▶ _TASK OBJECTIVE_:
Pick out the lines in the listing below that contain the word "screenshot" and copy them.

[Extracted records]
● ● ● ●
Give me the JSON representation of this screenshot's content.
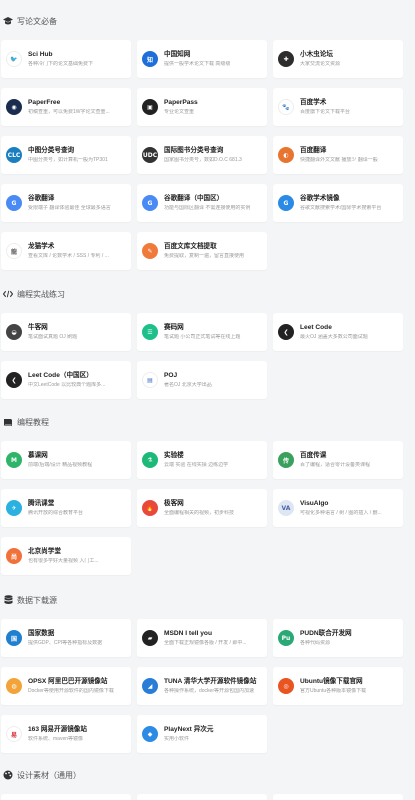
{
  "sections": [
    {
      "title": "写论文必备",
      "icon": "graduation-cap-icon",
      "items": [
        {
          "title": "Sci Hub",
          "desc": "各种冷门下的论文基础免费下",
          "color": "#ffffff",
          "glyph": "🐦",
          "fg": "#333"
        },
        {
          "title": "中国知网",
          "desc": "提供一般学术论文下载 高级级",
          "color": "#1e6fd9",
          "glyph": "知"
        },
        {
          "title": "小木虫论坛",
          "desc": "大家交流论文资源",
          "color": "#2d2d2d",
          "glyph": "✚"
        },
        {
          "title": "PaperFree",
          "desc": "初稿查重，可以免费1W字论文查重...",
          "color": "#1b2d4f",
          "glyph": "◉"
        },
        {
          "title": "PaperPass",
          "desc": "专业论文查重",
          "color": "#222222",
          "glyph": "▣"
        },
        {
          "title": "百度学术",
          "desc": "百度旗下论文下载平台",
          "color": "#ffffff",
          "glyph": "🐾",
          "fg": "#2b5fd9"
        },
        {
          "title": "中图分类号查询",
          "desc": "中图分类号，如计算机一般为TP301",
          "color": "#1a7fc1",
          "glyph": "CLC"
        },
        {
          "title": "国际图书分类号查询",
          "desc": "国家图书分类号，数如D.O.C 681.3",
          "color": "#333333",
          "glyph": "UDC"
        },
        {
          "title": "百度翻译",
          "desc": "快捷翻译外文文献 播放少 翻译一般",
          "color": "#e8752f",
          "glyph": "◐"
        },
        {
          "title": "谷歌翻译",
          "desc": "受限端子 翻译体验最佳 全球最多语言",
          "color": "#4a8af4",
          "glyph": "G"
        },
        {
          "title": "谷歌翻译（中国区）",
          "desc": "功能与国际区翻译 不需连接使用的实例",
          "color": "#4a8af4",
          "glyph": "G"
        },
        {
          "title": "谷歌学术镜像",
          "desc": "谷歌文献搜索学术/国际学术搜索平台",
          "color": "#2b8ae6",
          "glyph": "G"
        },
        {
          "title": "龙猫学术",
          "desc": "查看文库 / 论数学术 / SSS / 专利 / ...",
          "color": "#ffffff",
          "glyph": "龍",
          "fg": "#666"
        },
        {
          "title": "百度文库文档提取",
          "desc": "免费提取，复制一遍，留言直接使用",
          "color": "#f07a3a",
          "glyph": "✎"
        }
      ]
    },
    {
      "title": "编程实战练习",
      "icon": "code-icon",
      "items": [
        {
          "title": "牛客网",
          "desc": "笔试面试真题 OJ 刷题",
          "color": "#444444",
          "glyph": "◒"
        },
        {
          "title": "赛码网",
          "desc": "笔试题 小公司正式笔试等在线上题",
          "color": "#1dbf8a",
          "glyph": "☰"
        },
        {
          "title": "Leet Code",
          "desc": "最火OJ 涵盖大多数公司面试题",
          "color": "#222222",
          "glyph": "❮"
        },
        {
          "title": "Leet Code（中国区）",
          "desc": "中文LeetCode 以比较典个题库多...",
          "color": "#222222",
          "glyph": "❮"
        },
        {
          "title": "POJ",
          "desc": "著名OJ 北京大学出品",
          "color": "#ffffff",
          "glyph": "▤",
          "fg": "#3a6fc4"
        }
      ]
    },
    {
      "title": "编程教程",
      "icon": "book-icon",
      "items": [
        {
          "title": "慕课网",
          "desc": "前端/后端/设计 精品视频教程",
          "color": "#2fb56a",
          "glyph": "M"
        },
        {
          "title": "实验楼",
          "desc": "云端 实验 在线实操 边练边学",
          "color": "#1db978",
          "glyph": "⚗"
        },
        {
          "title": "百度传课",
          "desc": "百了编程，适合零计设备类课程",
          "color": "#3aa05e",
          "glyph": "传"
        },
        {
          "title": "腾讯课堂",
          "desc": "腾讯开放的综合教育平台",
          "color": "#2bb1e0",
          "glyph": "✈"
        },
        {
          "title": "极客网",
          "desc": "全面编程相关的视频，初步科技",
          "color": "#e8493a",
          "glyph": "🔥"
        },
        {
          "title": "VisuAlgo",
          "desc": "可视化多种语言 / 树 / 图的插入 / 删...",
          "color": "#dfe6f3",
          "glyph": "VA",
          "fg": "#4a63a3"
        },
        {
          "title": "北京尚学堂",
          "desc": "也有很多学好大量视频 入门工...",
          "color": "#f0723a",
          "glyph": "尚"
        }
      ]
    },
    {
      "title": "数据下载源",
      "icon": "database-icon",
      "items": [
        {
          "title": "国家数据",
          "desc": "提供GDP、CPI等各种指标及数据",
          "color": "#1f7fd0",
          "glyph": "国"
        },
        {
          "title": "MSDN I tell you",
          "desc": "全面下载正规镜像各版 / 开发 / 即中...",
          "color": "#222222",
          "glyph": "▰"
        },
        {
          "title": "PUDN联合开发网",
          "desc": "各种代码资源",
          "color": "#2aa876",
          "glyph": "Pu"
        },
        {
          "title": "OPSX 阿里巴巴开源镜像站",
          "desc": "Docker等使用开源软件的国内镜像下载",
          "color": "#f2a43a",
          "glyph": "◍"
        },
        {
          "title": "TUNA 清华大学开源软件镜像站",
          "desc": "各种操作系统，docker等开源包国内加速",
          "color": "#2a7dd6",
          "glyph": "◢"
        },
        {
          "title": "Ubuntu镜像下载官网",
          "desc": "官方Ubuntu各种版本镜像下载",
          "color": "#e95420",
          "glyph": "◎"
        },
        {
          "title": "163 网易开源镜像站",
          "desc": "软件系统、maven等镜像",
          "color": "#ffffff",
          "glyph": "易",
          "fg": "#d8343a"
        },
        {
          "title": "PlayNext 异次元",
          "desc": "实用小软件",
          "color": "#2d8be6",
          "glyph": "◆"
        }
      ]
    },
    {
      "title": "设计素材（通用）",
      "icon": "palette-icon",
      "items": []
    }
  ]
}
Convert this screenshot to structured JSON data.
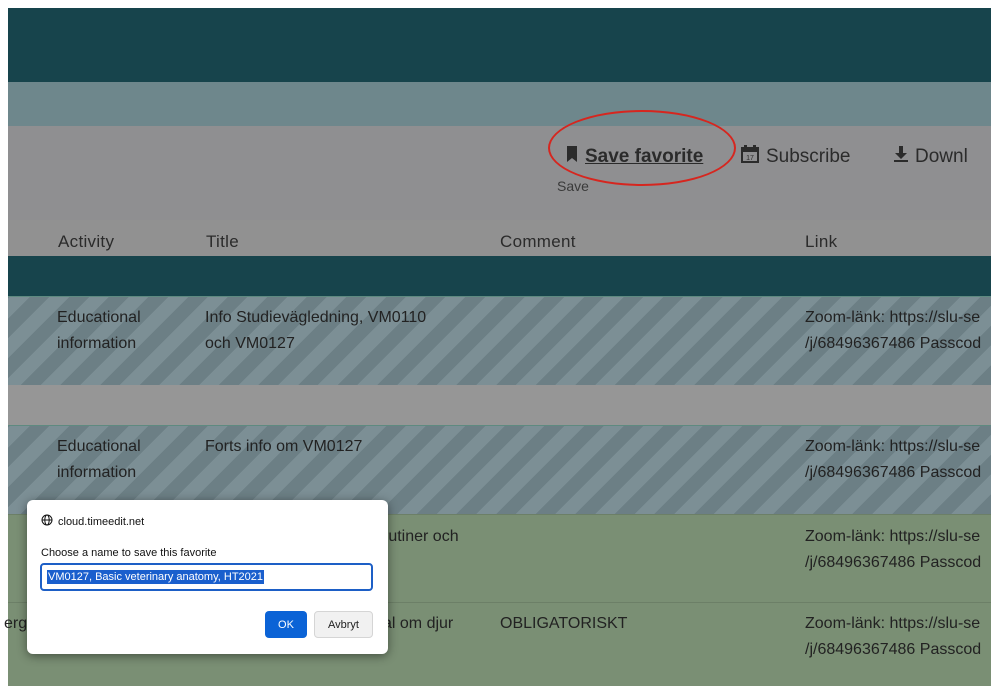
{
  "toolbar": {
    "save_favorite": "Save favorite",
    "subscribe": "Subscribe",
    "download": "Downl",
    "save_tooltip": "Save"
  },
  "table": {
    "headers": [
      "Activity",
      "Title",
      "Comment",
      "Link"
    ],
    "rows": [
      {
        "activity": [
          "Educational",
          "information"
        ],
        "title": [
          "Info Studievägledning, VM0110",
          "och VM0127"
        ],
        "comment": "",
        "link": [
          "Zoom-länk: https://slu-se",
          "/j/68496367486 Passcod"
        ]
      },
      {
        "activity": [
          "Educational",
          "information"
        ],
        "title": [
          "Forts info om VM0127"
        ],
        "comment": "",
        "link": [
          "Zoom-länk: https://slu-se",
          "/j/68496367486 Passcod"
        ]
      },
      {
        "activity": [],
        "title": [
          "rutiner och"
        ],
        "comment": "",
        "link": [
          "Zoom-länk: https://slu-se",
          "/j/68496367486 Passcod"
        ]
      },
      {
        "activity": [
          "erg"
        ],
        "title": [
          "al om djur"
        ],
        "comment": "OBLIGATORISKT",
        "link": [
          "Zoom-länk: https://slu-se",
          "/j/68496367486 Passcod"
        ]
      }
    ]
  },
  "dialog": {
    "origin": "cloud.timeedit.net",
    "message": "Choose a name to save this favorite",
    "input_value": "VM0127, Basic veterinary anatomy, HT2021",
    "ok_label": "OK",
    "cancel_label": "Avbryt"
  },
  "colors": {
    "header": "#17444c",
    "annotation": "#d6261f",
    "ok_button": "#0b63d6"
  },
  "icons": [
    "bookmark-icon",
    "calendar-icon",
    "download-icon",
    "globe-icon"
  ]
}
● ● ● ●
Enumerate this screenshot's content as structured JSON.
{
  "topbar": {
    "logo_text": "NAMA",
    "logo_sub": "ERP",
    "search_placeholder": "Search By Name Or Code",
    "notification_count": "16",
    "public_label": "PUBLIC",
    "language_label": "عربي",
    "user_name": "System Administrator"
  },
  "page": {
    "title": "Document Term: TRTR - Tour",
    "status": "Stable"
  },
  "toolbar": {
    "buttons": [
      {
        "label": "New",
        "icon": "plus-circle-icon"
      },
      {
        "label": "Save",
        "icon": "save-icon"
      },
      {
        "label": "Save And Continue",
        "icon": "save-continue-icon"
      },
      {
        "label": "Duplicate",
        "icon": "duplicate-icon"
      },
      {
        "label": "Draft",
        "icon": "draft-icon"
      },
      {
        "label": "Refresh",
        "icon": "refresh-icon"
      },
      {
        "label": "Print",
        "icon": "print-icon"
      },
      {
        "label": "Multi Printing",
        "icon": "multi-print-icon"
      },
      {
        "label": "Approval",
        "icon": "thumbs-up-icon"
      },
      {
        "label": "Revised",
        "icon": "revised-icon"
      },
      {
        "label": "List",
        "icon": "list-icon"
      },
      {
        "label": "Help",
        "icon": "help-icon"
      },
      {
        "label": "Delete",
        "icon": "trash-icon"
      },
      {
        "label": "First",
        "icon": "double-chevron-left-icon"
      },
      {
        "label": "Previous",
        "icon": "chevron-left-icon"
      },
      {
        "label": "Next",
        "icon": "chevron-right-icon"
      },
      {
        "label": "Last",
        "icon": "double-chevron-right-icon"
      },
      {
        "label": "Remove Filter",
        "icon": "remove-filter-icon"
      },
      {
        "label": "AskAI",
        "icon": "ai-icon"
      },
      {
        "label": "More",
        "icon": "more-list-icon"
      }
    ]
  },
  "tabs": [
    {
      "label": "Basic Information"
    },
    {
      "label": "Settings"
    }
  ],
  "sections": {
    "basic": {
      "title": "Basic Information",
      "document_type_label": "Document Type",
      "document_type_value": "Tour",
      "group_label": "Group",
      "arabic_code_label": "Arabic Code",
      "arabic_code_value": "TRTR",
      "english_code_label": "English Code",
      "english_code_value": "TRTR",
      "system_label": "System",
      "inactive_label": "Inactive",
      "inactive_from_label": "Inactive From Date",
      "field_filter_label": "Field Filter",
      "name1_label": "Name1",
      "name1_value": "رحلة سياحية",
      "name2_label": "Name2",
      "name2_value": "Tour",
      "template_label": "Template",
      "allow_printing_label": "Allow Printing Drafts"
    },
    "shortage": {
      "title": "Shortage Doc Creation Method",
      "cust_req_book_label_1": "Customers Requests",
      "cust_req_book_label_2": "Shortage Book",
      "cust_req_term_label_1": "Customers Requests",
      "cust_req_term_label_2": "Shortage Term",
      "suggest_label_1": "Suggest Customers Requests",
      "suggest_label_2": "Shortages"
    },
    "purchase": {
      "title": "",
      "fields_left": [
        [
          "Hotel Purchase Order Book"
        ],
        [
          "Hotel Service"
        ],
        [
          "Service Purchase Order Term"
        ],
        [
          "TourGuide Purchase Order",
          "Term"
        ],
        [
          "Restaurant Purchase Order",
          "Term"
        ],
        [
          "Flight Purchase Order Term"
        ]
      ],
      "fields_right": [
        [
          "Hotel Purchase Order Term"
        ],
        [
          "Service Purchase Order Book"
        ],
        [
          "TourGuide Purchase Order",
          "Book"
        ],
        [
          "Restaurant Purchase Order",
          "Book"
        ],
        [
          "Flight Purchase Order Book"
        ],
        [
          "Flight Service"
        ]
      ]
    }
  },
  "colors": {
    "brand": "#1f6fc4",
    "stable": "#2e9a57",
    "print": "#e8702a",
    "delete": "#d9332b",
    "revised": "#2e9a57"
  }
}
● ● ● ●
▶ _SOLVED PROBLEM_:
Give me the JSON representation of this screenshot's content.
Convert this screenshot to structured JSON data.
Enumerate this screenshot's content as structured JSON.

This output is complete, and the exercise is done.